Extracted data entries
------------------------------------

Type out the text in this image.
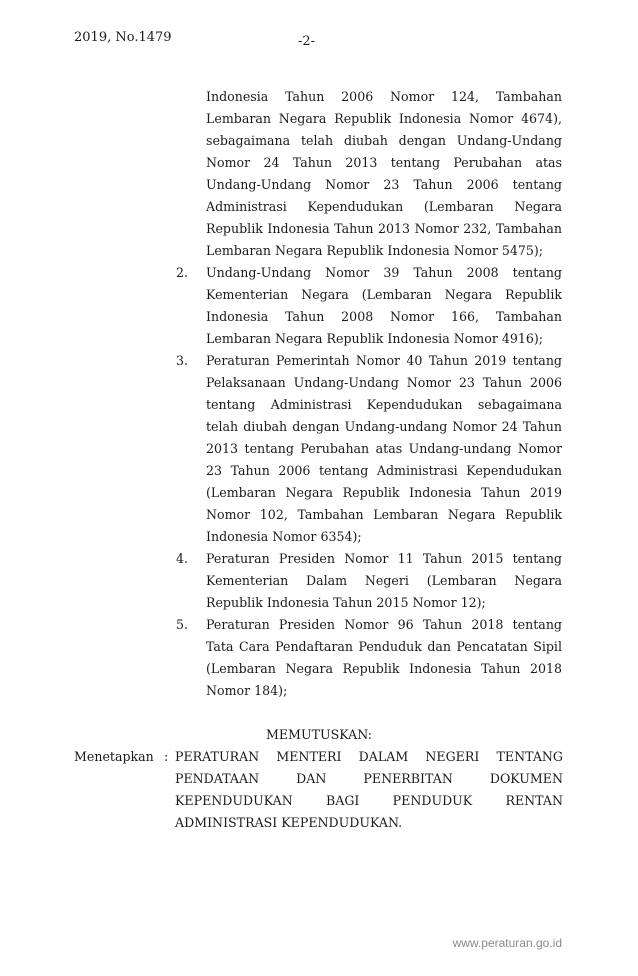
2019, No.1479	-2-
Indonesia Tahun 2006 Nomor 124, Tambahan Lembaran Negara Republik Indonesia Nomor 4674), sebagaimana telah diubah dengan Undang-Undang Nomor 24 Tahun 2013 tentang Perubahan atas Undang-Undang Nomor 23 Tahun 2006 tentang Administrasi Kependudukan (Lembaran Negara Republik Indonesia Tahun 2013 Nomor 232, Tambahan Lembaran Negara Republik Indonesia Nomor 5475);
2.	Undang-Undang Nomor 39 Tahun 2008 tentang Kementerian Negara (Lembaran Negara Republik Indonesia Tahun 2008 Nomor 166, Tambahan Lembaran Negara Republik Indonesia Nomor 4916);
3.	Peraturan Pemerintah Nomor 40 Tahun 2019 tentang Pelaksanaan Undang-Undang Nomor 23 Tahun 2006 tentang Administrasi Kependudukan sebagaimana telah diubah dengan Undang-undang Nomor 24 Tahun 2013 tentang Perubahan atas Undang-undang Nomor 23 Tahun 2006 tentang Administrasi Kependudukan (Lembaran Negara Republik Indonesia Tahun 2019 Nomor 102, Tambahan Lembaran Negara Republik Indonesia Nomor 6354);
4.	Peraturan Presiden Nomor 11 Tahun 2015 tentang Kementerian Dalam Negeri (Lembaran Negara Republik Indonesia Tahun 2015 Nomor 12);
5.	Peraturan Presiden Nomor 96 Tahun 2018 tentang Tata Cara Pendaftaran Penduduk dan Pencatatan Sipil (Lembaran Negara Republik Indonesia Tahun 2018 Nomor 184);
MEMUTUSKAN:
Menetapkan : PERATURAN MENTERI DALAM NEGERI TENTANG PENDATAAN DAN PENERBITAN DOKUMEN KEPENDUDUKAN BAGI PENDUDUK RENTAN ADMINISTRASI KEPENDUDUKAN.
www.peraturan.go.id
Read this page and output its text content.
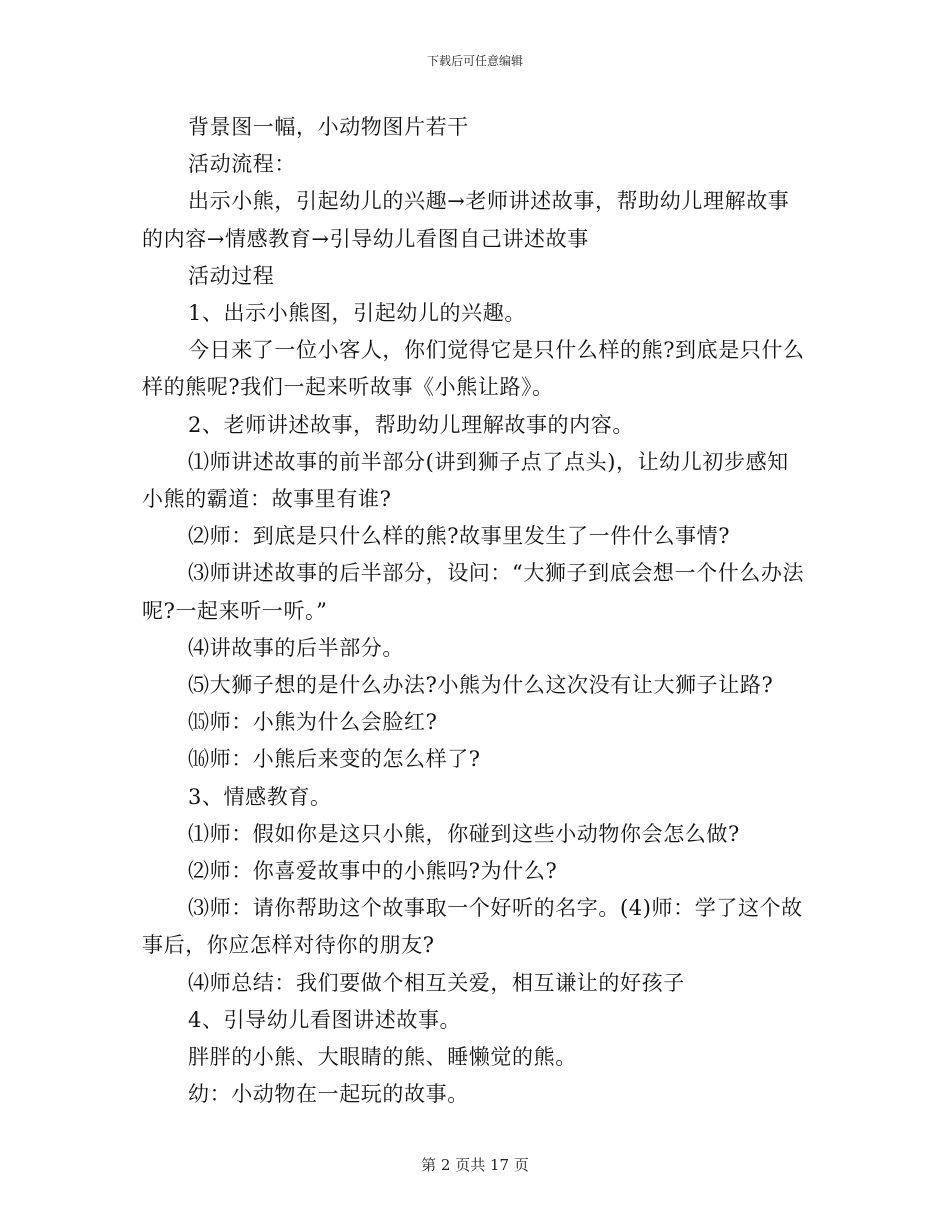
下载后可任意编辑

背景图一幅，小动物图片若干

活动流程：

出示小熊，引起幼儿的兴趣→老师讲述故事，帮助幼儿理解故事的内容→情感教育→引导幼儿看图自己讲述故事

活动过程

1、出示小熊图，引起幼儿的兴趣。

今日来了一位小客人，你们觉得它是只什么样的熊?到底是只什么样的熊呢?我们一起来听故事《小熊让路》。

2、老师讲述故事，帮助幼儿理解故事的内容。

⑴师讲述故事的前半部分(讲到狮子点了点头)，让幼儿初步感知小熊的霸道：故事里有谁?

⑵师：到底是只什么样的熊?故事里发生了一件什么事情?

⑶师讲述故事的后半部分，设问：“大狮子到底会想一个什么办法呢?一起来听一听。”

⑷讲故事的后半部分。

⑸大狮子想的是什么办法?小熊为什么这次没有让大狮子让路?

⒂师：小熊为什么会脸红?

⒃师：小熊后来变的怎么样了?

3、情感教育。

⑴师：假如你是这只小熊，你碰到这些小动物你会怎么做?

⑵师：你喜爱故事中的小熊吗?为什么?

⑶师：请你帮助这个故事取一个好听的名字。(4)师：学了这个故事后，你应怎样对待你的朋友?

⑷师总结：我们要做个相互关爱，相互谦让的好孩子

4、引导幼儿看图讲述故事。

胖胖的小熊、大眼睛的熊、睡懒觉的熊。

幼：小动物在一起玩的故事。

第 2 页共 17 页
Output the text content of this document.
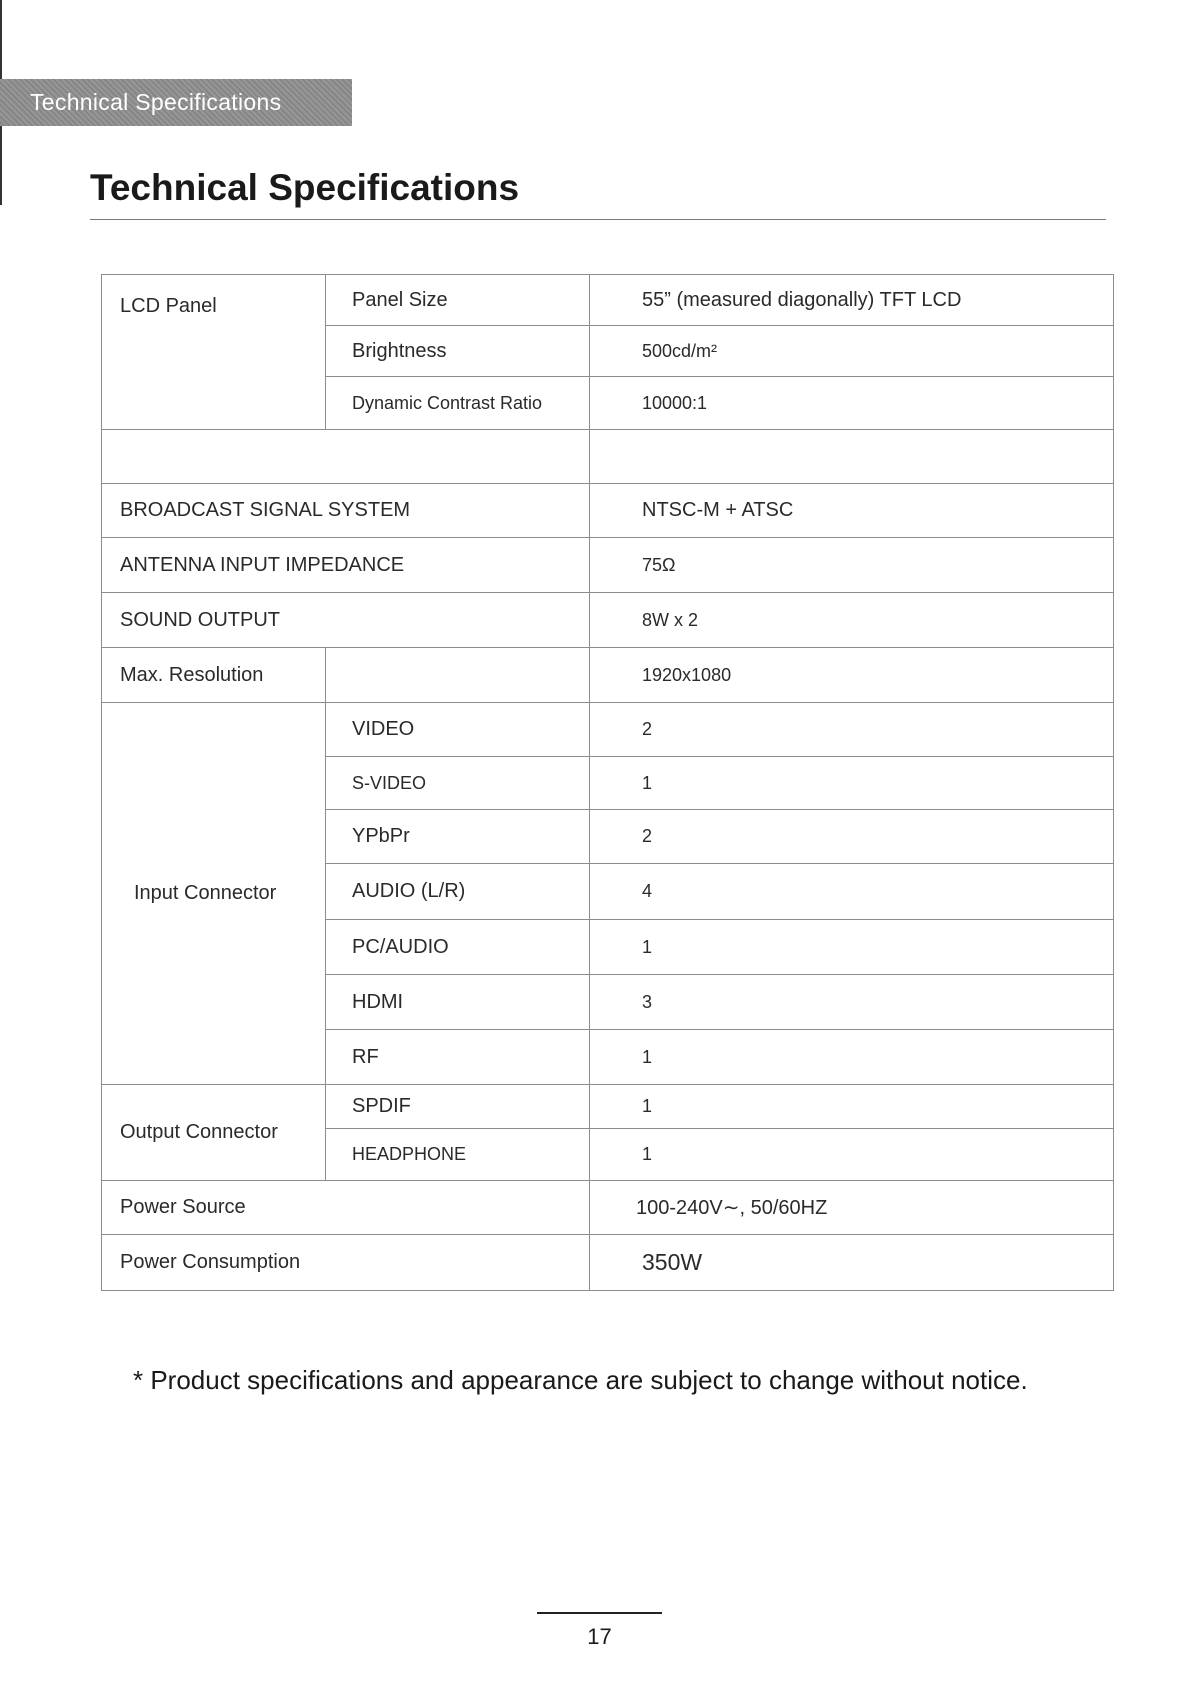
Technical Specifications
Technical Specifications
LCD Panel	Panel Size	55” (measured diagonally) TFT LCD
	Brightness	500cd/m²
	Dynamic Contrast Ratio	10000:1

BROADCAST SIGNAL SYSTEM		NTSC-M + ATSC
ANTENNA INPUT IMPEDANCE		75Ω
SOUND OUTPUT		8W x 2
Max. Resolution		1920x1080
Input Connector	VIDEO	2
	S-VIDEO	1
	YPbPr	2
	AUDIO (L/R)	4
	PC/AUDIO	1
	HDMI	3
	RF	1
Output Connector	SPDIF	1
	HEADPHONE	1
Power Source		100-240V∼, 50/60HZ
Power Consumption		350W
* Product specifications and appearance are subject to change without notice.
17
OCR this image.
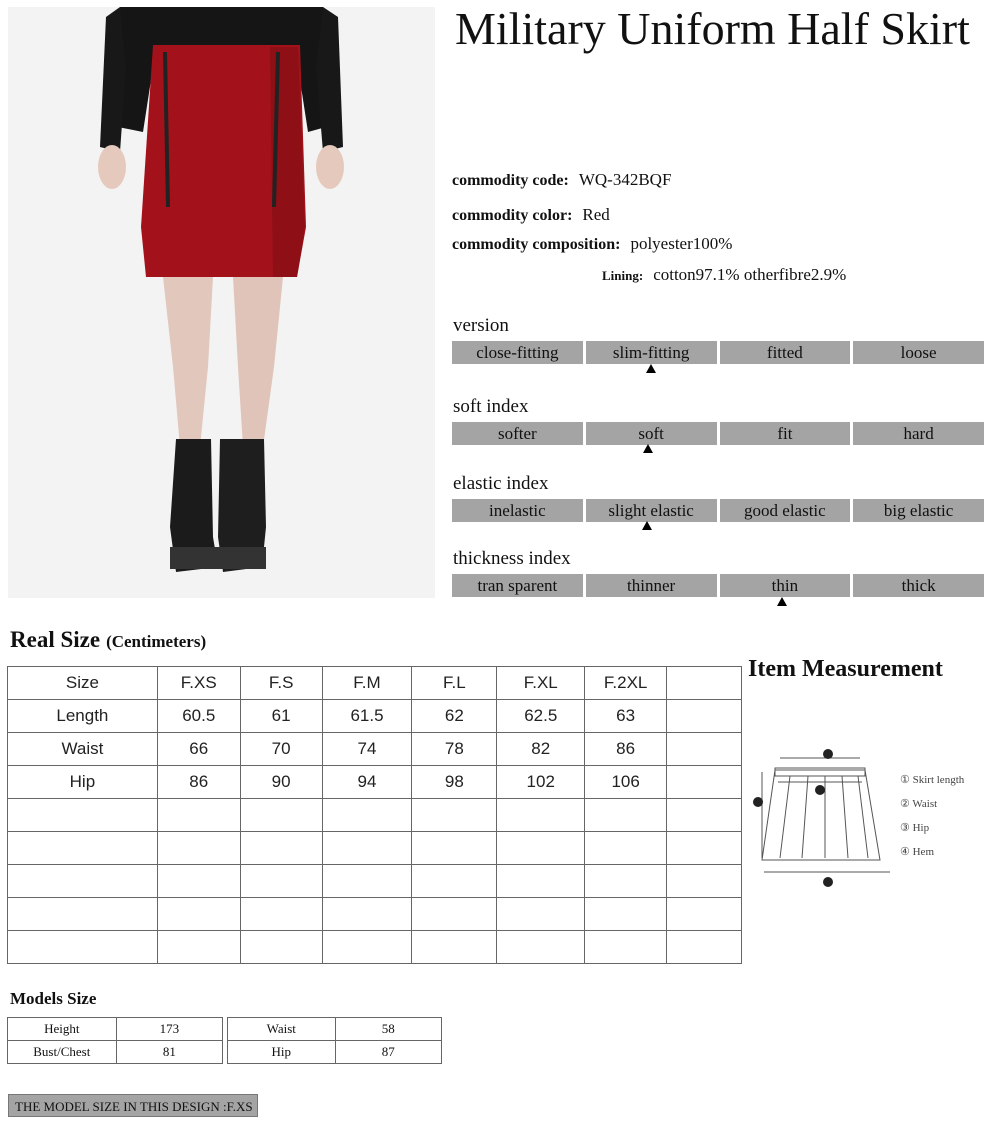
Military Uniform Half Skirt
commodity code: WQ-342BQF
commodity color: Red
commodity composition: polyester100%
Lining: cotton97.1% otherfibre2.9%
version
close-fitting	slim-fitting	fitted	loose
soft index
softer	soft	fit	hard
elastic index
inelastic	slight elastic	good elastic	big elastic
thickness index
tran sparent	thinner	thin	thick
Real Size (Centimeters)
Size	F.XS	F.S	F.M	F.L	F.XL	F.2XL	
Length	60.5	61	61.5	62	62.5	63	
Waist	66	70	74	78	82	86	
Hip	86	90	94	98	102	106	

Item Measurement
① Skirt length
② Waist
③ Hip
④ Hem
Models Size
Height	173
Bust/Chest	81
Waist	58
Hip	87
THE MODEL SIZE IN THIS DESIGN :F.XS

------------------------------------

§ **AIM**: The records above need to be restated word for word, with the pictures left out.

§ **OUTPUT OF THE EXERCISE**:
Type out the text in this image.
2019, No.1479	-2-
Indonesia Tahun 2006 Nomor 124, Tambahan Lembaran Negara Republik Indonesia Nomor 4674), sebagaimana telah diubah dengan Undang-Undang Nomor 24 Tahun 2013 tentang Perubahan atas Undang-Undang Nomor 23 Tahun 2006 tentang Administrasi Kependudukan (Lembaran Negara Republik Indonesia Tahun 2013 Nomor 232, Tambahan Lembaran Negara Republik Indonesia Nomor 5475);
2.	Undang-Undang Nomor 39 Tahun 2008 tentang Kementerian Negara (Lembaran Negara Republik Indonesia Tahun 2008 Nomor 166, Tambahan Lembaran Negara Republik Indonesia Nomor 4916);
3.	Peraturan Pemerintah Nomor 40 Tahun 2019 tentang Pelaksanaan Undang-Undang Nomor 23 Tahun 2006 tentang Administrasi Kependudukan sebagaimana telah diubah dengan Undang-undang Nomor 24 Tahun 2013 tentang Perubahan atas Undang-undang Nomor 23 Tahun 2006 tentang Administrasi Kependudukan (Lembaran Negara Republik Indonesia Tahun 2019 Nomor 102, Tambahan Lembaran Negara Republik Indonesia Nomor 6354);
4.	Peraturan Presiden Nomor 11 Tahun 2015 tentang Kementerian Dalam Negeri (Lembaran Negara Republik Indonesia Tahun 2015 Nomor 12);
5.	Peraturan Presiden Nomor 96 Tahun 2018 tentang Tata Cara Pendaftaran Penduduk dan Pencatatan Sipil (Lembaran Negara Republik Indonesia Tahun 2018 Nomor 184);
MEMUTUSKAN:
Menetapkan : PERATURAN MENTERI DALAM NEGERI TENTANG PENDATAAN DAN PENERBITAN DOKUMEN KEPENDUDUKAN BAGI PENDUDUK RENTAN ADMINISTRASI KEPENDUDUKAN.
www.peraturan.go.id
Read this page and output its text content.
下载后可任意编辑

背景图一幅，小动物图片若干

活动流程：

出示小熊，引起幼儿的兴趣→老师讲述故事，帮助幼儿理解故事的内容→情感教育→引导幼儿看图自己讲述故事

活动过程

1、出示小熊图，引起幼儿的兴趣。

今日来了一位小客人，你们觉得它是只什么样的熊?到底是只什么样的熊呢?我们一起来听故事《小熊让路》。

2、老师讲述故事，帮助幼儿理解故事的内容。

⑴师讲述故事的前半部分(讲到狮子点了点头)，让幼儿初步感知小熊的霸道：故事里有谁?

⑵师：到底是只什么样的熊?故事里发生了一件什么事情?

⑶师讲述故事的后半部分，设问：“大狮子到底会想一个什么办法呢?一起来听一听。”

⑷讲故事的后半部分。

⑸大狮子想的是什么办法?小熊为什么这次没有让大狮子让路?

⒂师：小熊为什么会脸红?

⒃师：小熊后来变的怎么样了?

3、情感教育。

⑴师：假如你是这只小熊，你碰到这些小动物你会怎么做?

⑵师：你喜爱故事中的小熊吗?为什么?

⑶师：请你帮助这个故事取一个好听的名字。(4)师：学了这个故事后，你应怎样对待你的朋友?

⑷师总结：我们要做个相互关爱，相互谦让的好孩子

4、引导幼儿看图讲述故事。

胖胖的小熊、大眼睛的熊、睡懒觉的熊。

幼：小动物在一起玩的故事。

第 2 页共 17 页
Output the text content of this document.
Technical Specifications
Technical Specifications
LCD Panel	Panel Size	55” (measured diagonally) TFT LCD
	Brightness	500cd/m²
	Dynamic Contrast Ratio	10000:1

BROADCAST SIGNAL SYSTEM		NTSC-M + ATSC
ANTENNA INPUT IMPEDANCE		75Ω
SOUND OUTPUT		8W x 2
Max. Resolution		1920x1080
Input Connector	VIDEO	2
	S-VIDEO	1
	YPbPr	2
	AUDIO (L/R)	4
	PC/AUDIO	1
	HDMI	3
	RF	1
Output Connector	SPDIF	1
	HEADPHONE	1
Power Source		100-240V∼, 50/60HZ
Power Consumption		350W
* Product specifications and appearance are subject to change without notice.
17
OCR this image.
Military Uniform Half Skirt
commodity code: WQ-342BQF
commodity color: Red
commodity composition: polyester100%
Lining: cotton97.1% otherfibre2.9%
version
close-fitting	slim-fitting	fitted	loose
soft index
softer	soft	fit	hard
elastic index
inelastic	slight elastic	good elastic	big elastic
thickness index
tran sparent	thinner	thin	thick
Real Size (Centimeters)
Size	F.XS	F.S	F.M	F.L	F.XL	F.2XL	
Length	60.5	61	61.5	62	62.5	63	
Waist	66	70	74	78	82	86	
Hip	86	90	94	98	102	106	

Item Measurement
① Skirt length
② Waist
③ Hip
④ Hem
Models Size
Height	173
Bust/Chest	81
Waist	58
Hip	87
THE MODEL SIZE IN THIS DESIGN :F.XS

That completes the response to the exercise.